## DATASET EXTRACT
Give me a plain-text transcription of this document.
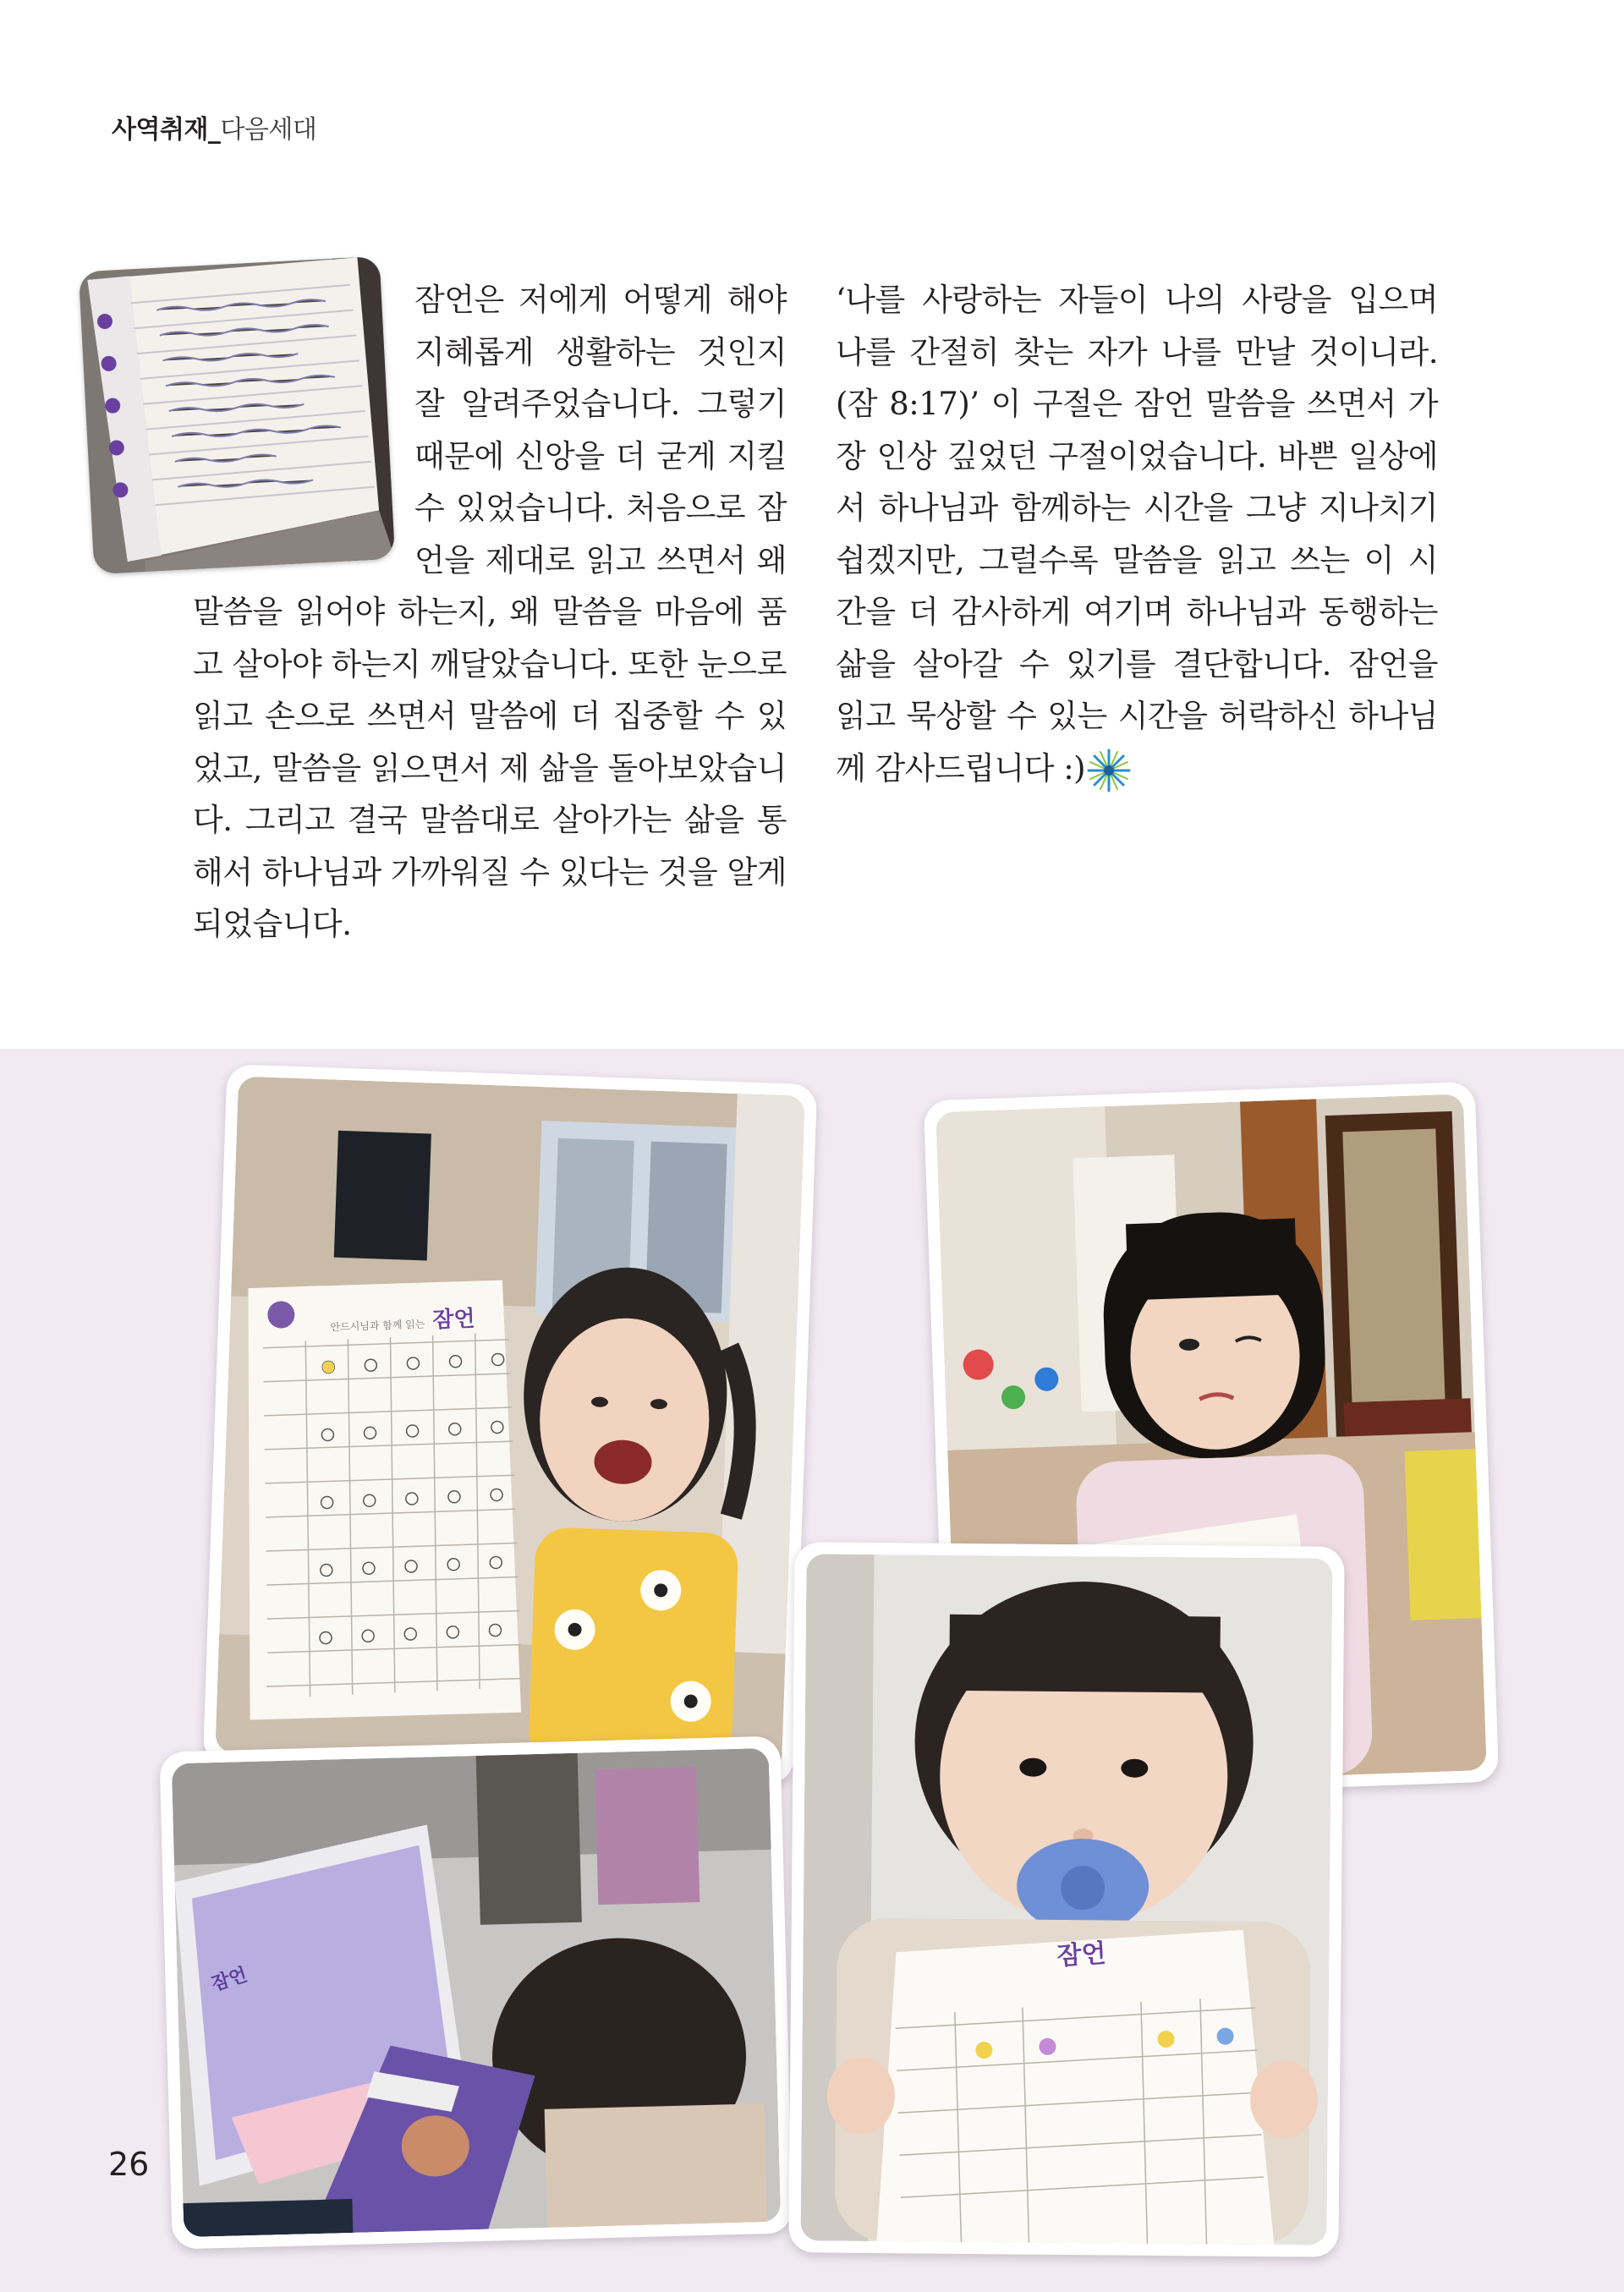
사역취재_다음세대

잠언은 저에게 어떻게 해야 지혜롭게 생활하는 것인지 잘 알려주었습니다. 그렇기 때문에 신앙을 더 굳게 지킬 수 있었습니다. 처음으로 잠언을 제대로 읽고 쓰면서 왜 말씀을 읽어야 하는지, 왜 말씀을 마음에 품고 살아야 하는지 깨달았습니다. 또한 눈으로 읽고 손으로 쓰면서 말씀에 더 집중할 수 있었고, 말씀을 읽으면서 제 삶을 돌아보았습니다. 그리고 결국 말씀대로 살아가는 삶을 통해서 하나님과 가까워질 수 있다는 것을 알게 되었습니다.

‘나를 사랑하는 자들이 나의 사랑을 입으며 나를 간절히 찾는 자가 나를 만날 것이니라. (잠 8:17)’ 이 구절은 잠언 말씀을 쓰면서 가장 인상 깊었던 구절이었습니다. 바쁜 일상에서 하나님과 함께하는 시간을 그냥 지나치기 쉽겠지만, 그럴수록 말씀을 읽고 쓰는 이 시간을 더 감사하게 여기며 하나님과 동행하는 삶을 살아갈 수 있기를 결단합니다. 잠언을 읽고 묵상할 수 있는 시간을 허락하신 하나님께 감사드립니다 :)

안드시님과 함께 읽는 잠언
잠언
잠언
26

## EXERCISE AIM
Leaving out the pictures, repeat the data above exactly.

## ANSWER TO THE TASK
Give me a plain-text transcription of this document.
사역취재_다음세대

잠언은 저에게 어떻게 해야 지혜롭게 생활하는 것인지 잘 알려주었습니다. 그렇기 때문에 신앙을 더 굳게 지킬 수 있었습니다. 처음으로 잠언을 제대로 읽고 쓰면서 왜 말씀을 읽어야 하는지, 왜 말씀을 마음에 품고 살아야 하는지 깨달았습니다. 또한 눈으로 읽고 손으로 쓰면서 말씀에 더 집중할 수 있었고, 말씀을 읽으면서 제 삶을 돌아보았습니다. 그리고 결국 말씀대로 살아가는 삶을 통해서 하나님과 가까워질 수 있다는 것을 알게 되었습니다.

‘나를 사랑하는 자들이 나의 사랑을 입으며 나를 간절히 찾는 자가 나를 만날 것이니라. (잠 8:17)’ 이 구절은 잠언 말씀을 쓰면서 가장 인상 깊었던 구절이었습니다. 바쁜 일상에서 하나님과 함께하는 시간을 그냥 지나치기 쉽겠지만, 그럴수록 말씀을 읽고 쓰는 이 시간을 더 감사하게 여기며 하나님과 동행하는 삶을 살아갈 수 있기를 결단합니다. 잠언을 읽고 묵상할 수 있는 시간을 허락하신 하나님께 감사드립니다 :)

안드시님과 함께 읽는 잠언
잠언
잠언
26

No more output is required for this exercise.